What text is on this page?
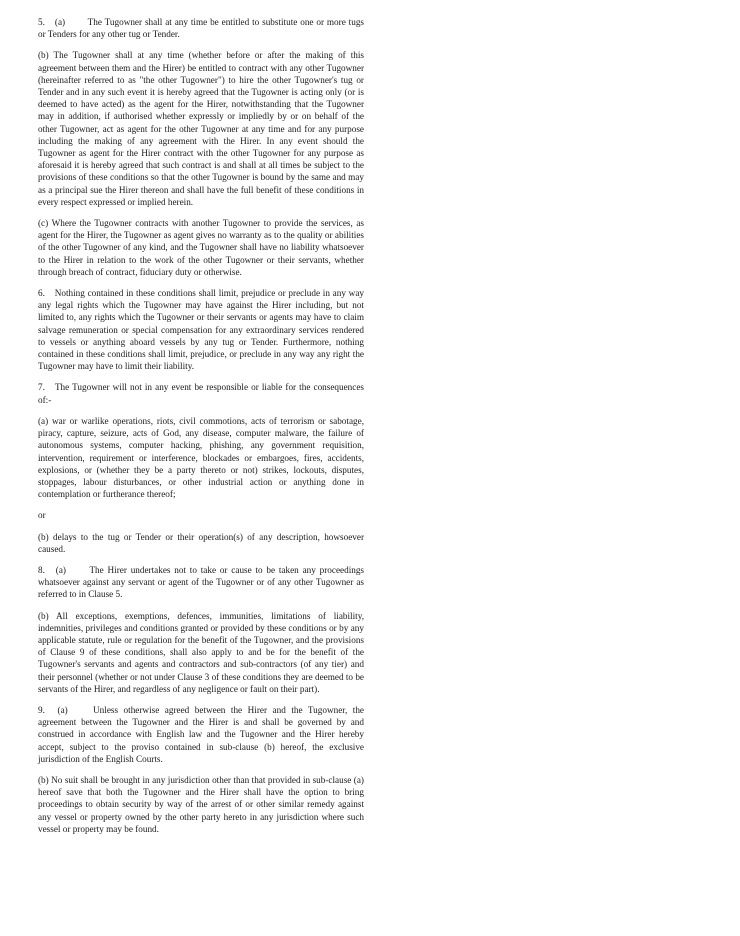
5. (a) The Tugowner shall at any time be entitled to substitute one or more tugs or Tenders for any other tug or Tender.

(b) The Tugowner shall at any time (whether before or after the making of this agreement between them and the Hirer) be entitled to contract with any other Tugowner (hereinafter referred to as "the other Tugowner") to hire the other Tugowner's tug or Tender and in any such event it is hereby agreed that the Tugowner is acting only (or is deemed to have acted) as the agent for the Hirer, notwithstanding that the Tugowner may in addition, if authorised whether expressly or impliedly by or on behalf of the other Tugowner, act as agent for the other Tugowner at any time and for any purpose including the making of any agreement with the Hirer. In any event should the Tugowner as agent for the Hirer contract with the other Tugowner for any purpose as aforesaid it is hereby agreed that such contract is and shall at all times be subject to the provisions of these conditions so that the other Tugowner is bound by the same and may as a principal sue the Hirer thereon and shall have the full benefit of these conditions in every respect expressed or implied herein.

(c) Where the Tugowner contracts with another Tugowner to provide the services, as agent for the Hirer, the Tugowner as agent gives no warranty as to the quality or abilities of the other Tugowner of any kind, and the Tugowner shall have no liability whatsoever to the Hirer in relation to the work of the other Tugowner or their servants, whether through breach of contract, fiduciary duty or otherwise.

6. Nothing contained in these conditions shall limit, prejudice or preclude in any way any legal rights which the Tugowner may have against the Hirer including, but not limited to, any rights which the Tugowner or their servants or agents may have to claim salvage remuneration or special compensation for any extraordinary services rendered to vessels or anything aboard vessels by any tug or Tender. Furthermore, nothing contained in these conditions shall limit, prejudice, or preclude in any way any right the Tugowner may have to limit their liability.

7. The Tugowner will not in any event be responsible or liable for the consequences of:-

(a) war or warlike operations, riots, civil commotions, acts of terrorism or sabotage, piracy, capture, seizure, acts of God, any disease, computer malware, the failure of autonomous systems, computer hacking, phishing, any government requisition, intervention, requirement or interference, blockades or embargoes, fires, accidents, explosions, or (whether they be a party thereto or not) strikes, lockouts, disputes, stoppages, labour disturbances, or other industrial action or anything done in contemplation or furtherance thereof;

or

(b) delays to the tug or Tender or their operation(s) of any description, howsoever caused.

8. (a)	The Hirer undertakes not to take or cause to be taken any proceedings whatsoever against any servant or agent of the Tugowner or of any other Tugowner as referred to in Clause 5.

(b) All exceptions, exemptions, defences, immunities, limitations of liability, indemnities, privileges and conditions granted or provided by these conditions or by any applicable statute, rule or regulation for the benefit of the Tugowner, and the provisions of Clause 9 of these conditions, shall also apply to and be for the benefit of the Tugowner's servants and agents and contractors and sub-contractors (of any tier) and their personnel (whether or not under Clause 3 of these conditions they are deemed to be servants of the Hirer, and regardless of any negligence or fault on their part).

9. (a)	Unless otherwise agreed between the Hirer and the Tugowner, the agreement between the Tugowner and the Hirer is and shall be governed by and construed in accordance with English law and the Tugowner and the Hirer hereby accept, subject to the proviso contained in sub-clause (b) hereof, the exclusive jurisdiction of the English Courts.

(b) No suit shall be brought in any jurisdiction other than that provided in sub-clause (a) hereof save that both the Tugowner and the Hirer shall have the option to bring proceedings to obtain security by way of the arrest of or other similar remedy against any vessel or property owned by the other party hereto in any jurisdiction where such vessel or property may be found.
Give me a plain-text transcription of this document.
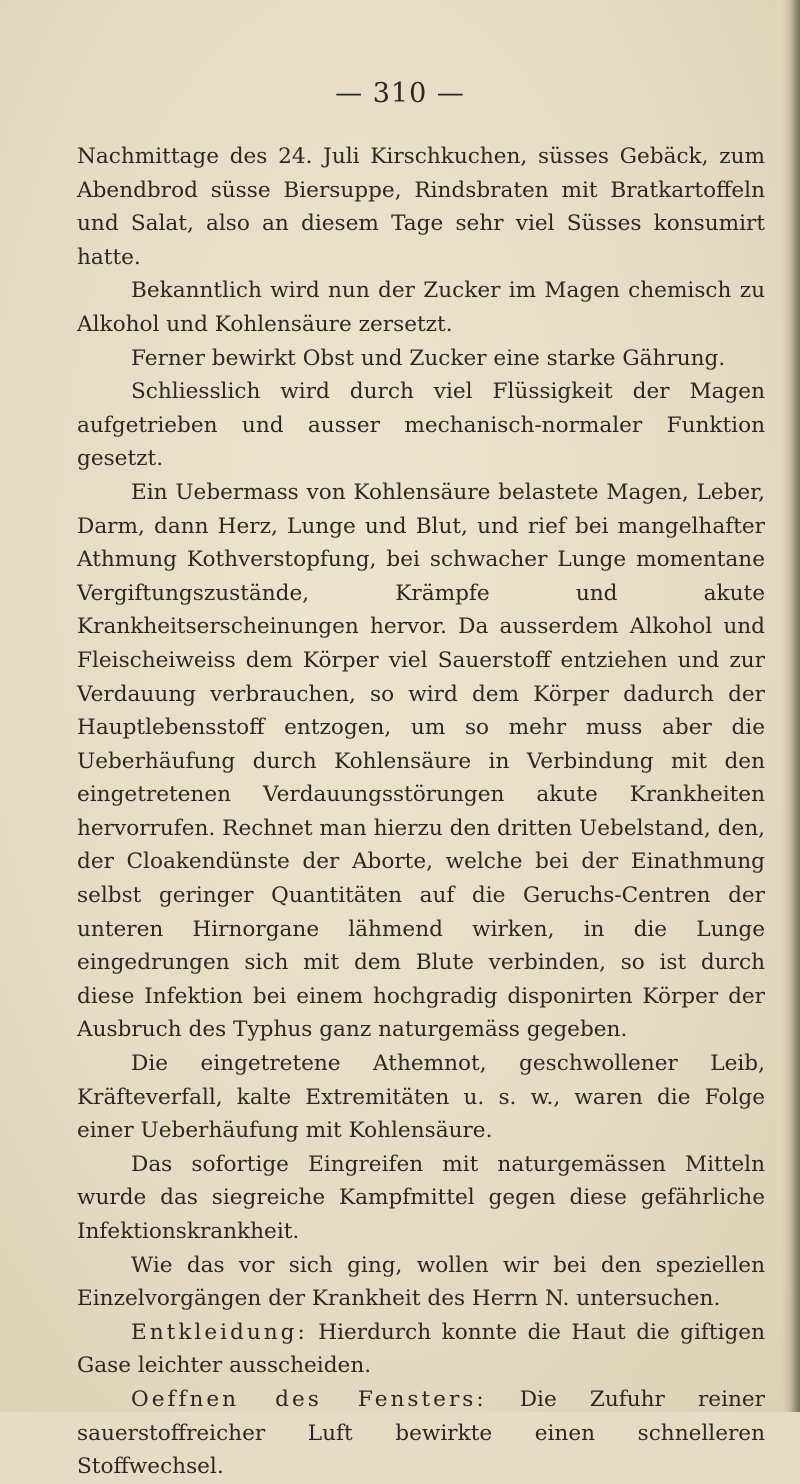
— 310 —

Nachmittage des 24. Juli Kirschkuchen, süsses Gebäck, zum Abendbrod süsse Biersuppe, Rindsbraten mit Bratkartoffeln und Salat, also an diesem Tage sehr viel Süsses konsumirt hatte.

Bekanntlich wird nun der Zucker im Magen chemisch zu Alkohol und Kohlensäure zersetzt.

Ferner bewirkt Obst und Zucker eine starke Gährung.

Schliesslich wird durch viel Flüssigkeit der Magen aufgetrieben und ausser mechanisch-normaler Funktion gesetzt.

Ein Uebermass von Kohlensäure belastete Magen, Leber, Darm, dann Herz, Lunge und Blut, und rief bei mangelhafter Athmung Kothverstopfung, bei schwacher Lunge momentane Vergiftungszustände, Krämpfe und akute Krankheitserscheinungen hervor. Da ausserdem Alkohol und Fleischeiweiss dem Körper viel Sauerstoff entziehen und zur Verdauung verbrauchen, so wird dem Körper dadurch der Hauptlebensstoff entzogen, um so mehr muss aber die Ueberhäufung durch Kohlensäure in Verbindung mit den eingetretenen Verdauungsstörungen akute Krankheiten hervorrufen. Rechnet man hierzu den dritten Uebelstand, den, der Cloakendünste der Aborte, welche bei der Einathmung selbst geringer Quantitäten auf die Geruchs-Centren der unteren Hirnorgane lähmend wirken, in die Lunge eingedrungen sich mit dem Blute verbinden, so ist durch diese Infektion bei einem hochgradig disponirten Körper der Ausbruch des Typhus ganz naturgemäss gegeben.

Die eingetretene Athemnot, geschwollener Leib, Kräfteverfall, kalte Extremitäten u. s. w., waren die Folge einer Ueberhäufung mit Kohlensäure.

Das sofortige Eingreifen mit naturgemässen Mitteln wurde das siegreiche Kampfmittel gegen diese gefährliche Infektionskrankheit.

Wie das vor sich ging, wollen wir bei den speziellen Einzelvorgängen der Krankheit des Herrn N. untersuchen.

Entkleidung: Hierdurch konnte die Haut die giftigen Gase leichter ausscheiden.

Oeffnen des Fensters: Die Zufuhr reiner sauerstoffreicher Luft bewirkte einen schnelleren Stoffwechsel.
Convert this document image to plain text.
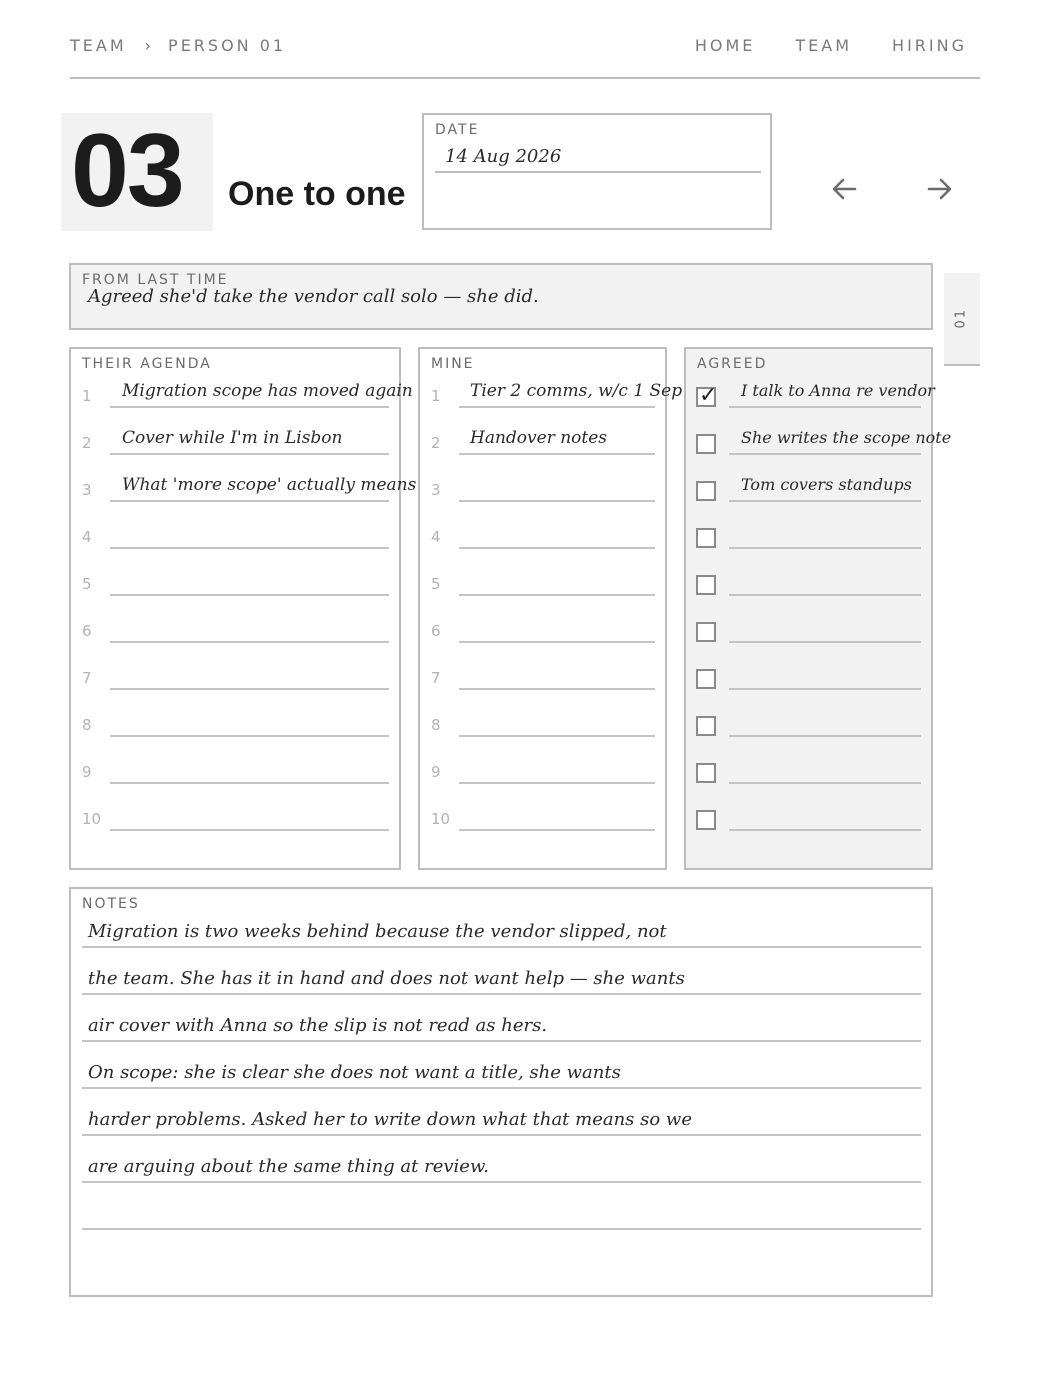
TEAM › PERSON 01	HOME	TEAM	HIRING
03 One to one
DATE
14 Aug 2026
FROM LAST TIME
Agreed she'd take the vendor call solo — she did.
01
THEIR AGENDA
1 Migration scope has moved again
2 Cover while I'm in Lisbon
3 What 'more scope' actually means
4
5
6
7
8
9
10
MINE
1 Tier 2 comms, w/c 1 Sep
2 Handover notes
3
4
5
6
7
8
9
10
AGREED
✓ I talk to Anna re vendor
She writes the scope note
Tom covers standups
NOTES
Migration is two weeks behind because the vendor slipped, not
the team. She has it in hand and does not want help — she wants
air cover with Anna so the slip is not read as hers.
On scope: she is clear she does not want a title, she wants
harder problems. Asked her to write down what that means so we
are arguing about the same thing at review.
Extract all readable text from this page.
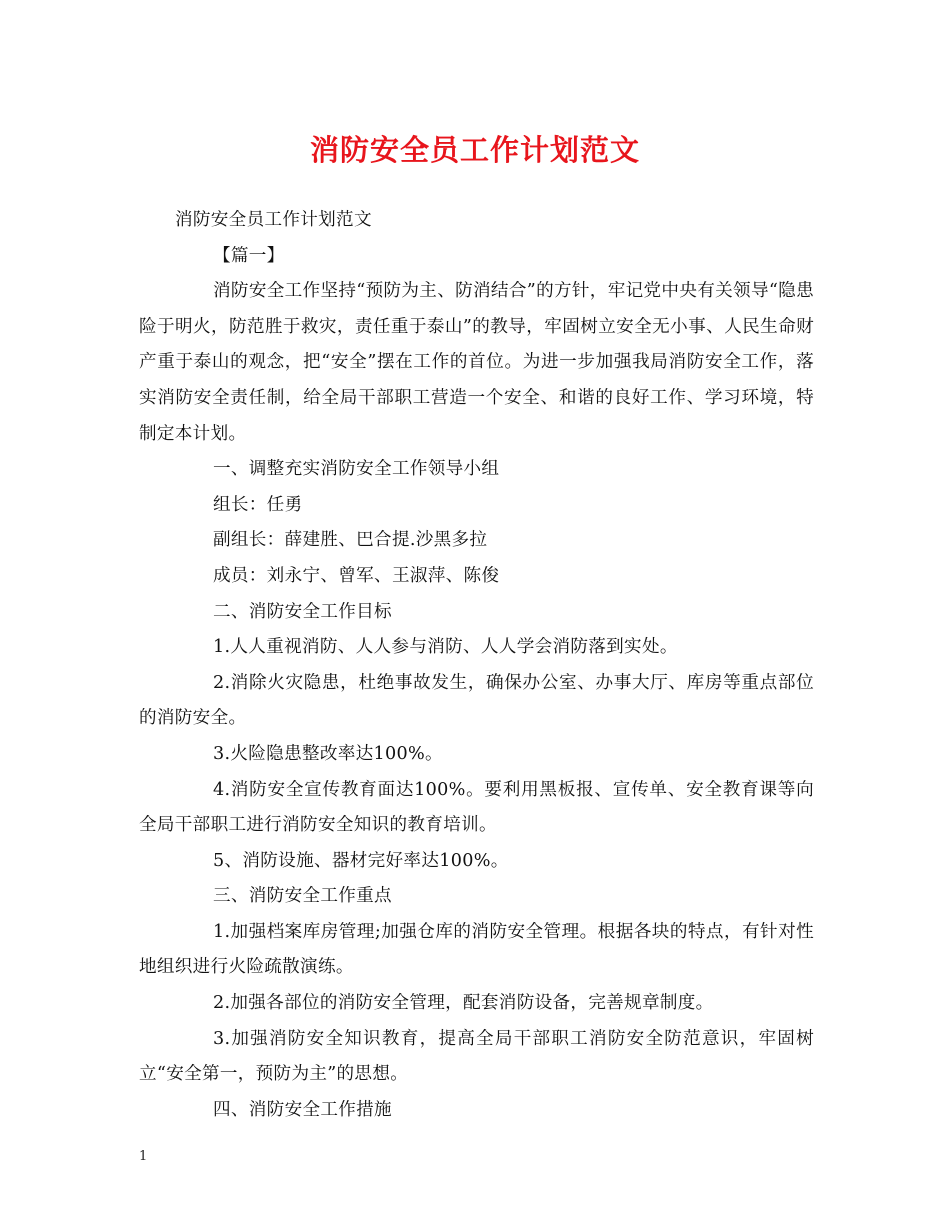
消防安全员工作计划范文

消防安全员工作计划范文

【篇一】

消防安全工作坚持“预防为主、防消结合”的方针，牢记党中央有关领导“隐患险于明火，防范胜于救灾，责任重于泰山”的教导，牢固树立安全无小事、人民生命财产重于泰山的观念，把“安全”摆在工作的首位。为进一步加强我局消防安全工作，落实消防安全责任制，给全局干部职工营造一个安全、和谐的良好工作、学习环境，特制定本计划。

一、调整充实消防安全工作领导小组

组长：任勇

副组长：薛建胜、巴合提.沙黑多拉

成员：刘永宁、曾军、王淑萍、陈俊

二、消防安全工作目标

1.人人重视消防、人人参与消防、人人学会消防落到实处。

2.消除火灾隐患，杜绝事故发生，确保办公室、办事大厅、库房等重点部位的消防安全。

3.火险隐患整改率达100%。

4.消防安全宣传教育面达100%。要利用黑板报、宣传单、安全教育课等向全局干部职工进行消防安全知识的教育培训。

5、消防设施、器材完好率达100%。

三、消防安全工作重点

1.加强档案库房管理;加强仓库的消防安全管理。根据各块的特点，有针对性地组织进行火险疏散演练。

2.加强各部位的消防安全管理，配套消防设备，完善规章制度。

3.加强消防安全知识教育，提高全局干部职工消防安全防范意识，牢固树立“安全第一，预防为主”的思想。

四、消防安全工作措施

1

● **REQUIRED TASK**
Skip every picture and transcribe the data above exactly.

● **RESULT FOR THIS TASK**
What text is on this page?
5. (a) The Tugowner shall at any time be entitled to substitute one or more tugs or Tenders for any other tug or Tender.

(b) The Tugowner shall at any time (whether before or after the making of this agreement between them and the Hirer) be entitled to contract with any other Tugowner (hereinafter referred to as "the other Tugowner") to hire the other Tugowner's tug or Tender and in any such event it is hereby agreed that the Tugowner is acting only (or is deemed to have acted) as the agent for the Hirer, notwithstanding that the Tugowner may in addition, if authorised whether expressly or impliedly by or on behalf of the other Tugowner, act as agent for the other Tugowner at any time and for any purpose including the making of any agreement with the Hirer. In any event should the Tugowner as agent for the Hirer contract with the other Tugowner for any purpose as aforesaid it is hereby agreed that such contract is and shall at all times be subject to the provisions of these conditions so that the other Tugowner is bound by the same and may as a principal sue the Hirer thereon and shall have the full benefit of these conditions in every respect expressed or implied herein.

(c) Where the Tugowner contracts with another Tugowner to provide the services, as agent for the Hirer, the Tugowner as agent gives no warranty as to the quality or abilities of the other Tugowner of any kind, and the Tugowner shall have no liability whatsoever to the Hirer in relation to the work of the other Tugowner or their servants, whether through breach of contract, fiduciary duty or otherwise.

6. Nothing contained in these conditions shall limit, prejudice or preclude in any way any legal rights which the Tugowner may have against the Hirer including, but not limited to, any rights which the Tugowner or their servants or agents may have to claim salvage remuneration or special compensation for any extraordinary services rendered to vessels or anything aboard vessels by any tug or Tender. Furthermore, nothing contained in these conditions shall limit, prejudice, or preclude in any way any right the Tugowner may have to limit their liability.

7. The Tugowner will not in any event be responsible or liable for the consequences of:-

(a) war or warlike operations, riots, civil commotions, acts of terrorism or sabotage, piracy, capture, seizure, acts of God, any disease, computer malware, the failure of autonomous systems, computer hacking, phishing, any government requisition, intervention, requirement or interference, blockades or embargoes, fires, accidents, explosions, or (whether they be a party thereto or not) strikes, lockouts, disputes, stoppages, labour disturbances, or other industrial action or anything done in contemplation or furtherance thereof;

or

(b) delays to the tug or Tender or their operation(s) of any description, howsoever caused.

8. (a)	The Hirer undertakes not to take or cause to be taken any proceedings whatsoever against any servant or agent of the Tugowner or of any other Tugowner as referred to in Clause 5.

(b) All exceptions, exemptions, defences, immunities, limitations of liability, indemnities, privileges and conditions granted or provided by these conditions or by any applicable statute, rule or regulation for the benefit of the Tugowner, and the provisions of Clause 9 of these conditions, shall also apply to and be for the benefit of the Tugowner's servants and agents and contractors and sub-contractors (of any tier) and their personnel (whether or not under Clause 3 of these conditions they are deemed to be servants of the Hirer, and regardless of any negligence or fault on their part).

9. (a)	Unless otherwise agreed between the Hirer and the Tugowner, the agreement between the Tugowner and the Hirer is and shall be governed by and construed in accordance with English law and the Tugowner and the Hirer hereby accept, subject to the proviso contained in sub-clause (b) hereof, the exclusive jurisdiction of the English Courts.

(b) No suit shall be brought in any jurisdiction other than that provided in sub-clause (a) hereof save that both the Tugowner and the Hirer shall have the option to bring proceedings to obtain security by way of the arrest of or other similar remedy against any vessel or property owned by the other party hereto in any jurisdiction where such vessel or property may be found.
Give me a plain-text transcription of this document.
— 310 —

Nachmittage des 24. Juli Kirschkuchen, süsses Gebäck, zum Abendbrod süsse Biersuppe, Rindsbraten mit Bratkartoffeln und Salat, also an diesem Tage sehr viel Süsses konsumirt hatte.

Bekanntlich wird nun der Zucker im Magen chemisch zu Alkohol und Kohlensäure zersetzt.

Ferner bewirkt Obst und Zucker eine starke Gährung.

Schliesslich wird durch viel Flüssigkeit der Magen aufgetrieben und ausser mechanisch-normaler Funktion gesetzt.

Ein Uebermass von Kohlensäure belastete Magen, Leber, Darm, dann Herz, Lunge und Blut, und rief bei mangelhafter Athmung Kothverstopfung, bei schwacher Lunge momentane Vergiftungszustände, Krämpfe und akute Krankheitserscheinungen hervor. Da ausserdem Alkohol und Fleischeiweiss dem Körper viel Sauerstoff entziehen und zur Verdauung verbrauchen, so wird dem Körper dadurch der Hauptlebensstoff entzogen, um so mehr muss aber die Ueberhäufung durch Kohlensäure in Verbindung mit den eingetretenen Verdauungsstörungen akute Krankheiten hervorrufen. Rechnet man hierzu den dritten Uebelstand, den, der Cloakendünste der Aborte, welche bei der Einathmung selbst geringer Quantitäten auf die Geruchs-Centren der unteren Hirnorgane lähmend wirken, in die Lunge eingedrungen sich mit dem Blute verbinden, so ist durch diese Infektion bei einem hochgradig disponirten Körper der Ausbruch des Typhus ganz naturgemäss gegeben.

Die eingetretene Athemnot, geschwollener Leib, Kräfteverfall, kalte Extremitäten u. s. w., waren die Folge einer Ueberhäufung mit Kohlensäure.

Das sofortige Eingreifen mit naturgemässen Mitteln wurde das siegreiche Kampfmittel gegen diese gefährliche Infektionskrankheit.

Wie das vor sich ging, wollen wir bei den speziellen Einzelvorgängen der Krankheit des Herrn N. untersuchen.

Entkleidung: Hierdurch konnte die Haut die giftigen Gase leichter ausscheiden.

Oeffnen des Fensters: Die Zufuhr reiner sauerstoffreicher Luft bewirkte einen schnelleren Stoffwechsel.
Convert this document image to plain text.
TEAM › PERSON 01	HOME	TEAM	HIRING
03 One to one
DATE
14 Aug 2026
FROM LAST TIME
Agreed she'd take the vendor call solo — she did.
01
THEIR AGENDA
1 Migration scope has moved again
2 Cover while I'm in Lisbon
3 What 'more scope' actually means
4
5
6
7
8
9
10
MINE
1 Tier 2 comms, w/c 1 Sep
2 Handover notes
3
4
5
6
7
8
9
10
AGREED
✓ I talk to Anna re vendor
She writes the scope note
Tom covers standups
NOTES
Migration is two weeks behind because the vendor slipped, not
the team. She has it in hand and does not want help — she wants
air cover with Anna so the slip is not read as hers.
On scope: she is clear she does not want a title, she wants
harder problems. Asked her to write down what that means so we
are arguing about the same thing at review.
Extract all readable text from this page.
消防安全员工作计划范文

消防安全员工作计划范文

【篇一】

消防安全工作坚持“预防为主、防消结合”的方针，牢记党中央有关领导“隐患险于明火，防范胜于救灾，责任重于泰山”的教导，牢固树立安全无小事、人民生命财产重于泰山的观念，把“安全”摆在工作的首位。为进一步加强我局消防安全工作，落实消防安全责任制，给全局干部职工营造一个安全、和谐的良好工作、学习环境，特制定本计划。

一、调整充实消防安全工作领导小组

组长：任勇

副组长：薛建胜、巴合提.沙黑多拉

成员：刘永宁、曾军、王淑萍、陈俊

二、消防安全工作目标

1.人人重视消防、人人参与消防、人人学会消防落到实处。

2.消除火灾隐患，杜绝事故发生，确保办公室、办事大厅、库房等重点部位的消防安全。

3.火险隐患整改率达100%。

4.消防安全宣传教育面达100%。要利用黑板报、宣传单、安全教育课等向全局干部职工进行消防安全知识的教育培训。

5、消防设施、器材完好率达100%。

三、消防安全工作重点

1.加强档案库房管理;加强仓库的消防安全管理。根据各块的特点，有针对性地组织进行火险疏散演练。

2.加强各部位的消防安全管理，配套消防设备，完善规章制度。

3.加强消防安全知识教育，提高全局干部职工消防安全防范意识，牢固树立“安全第一，预防为主”的思想。

四、消防安全工作措施

1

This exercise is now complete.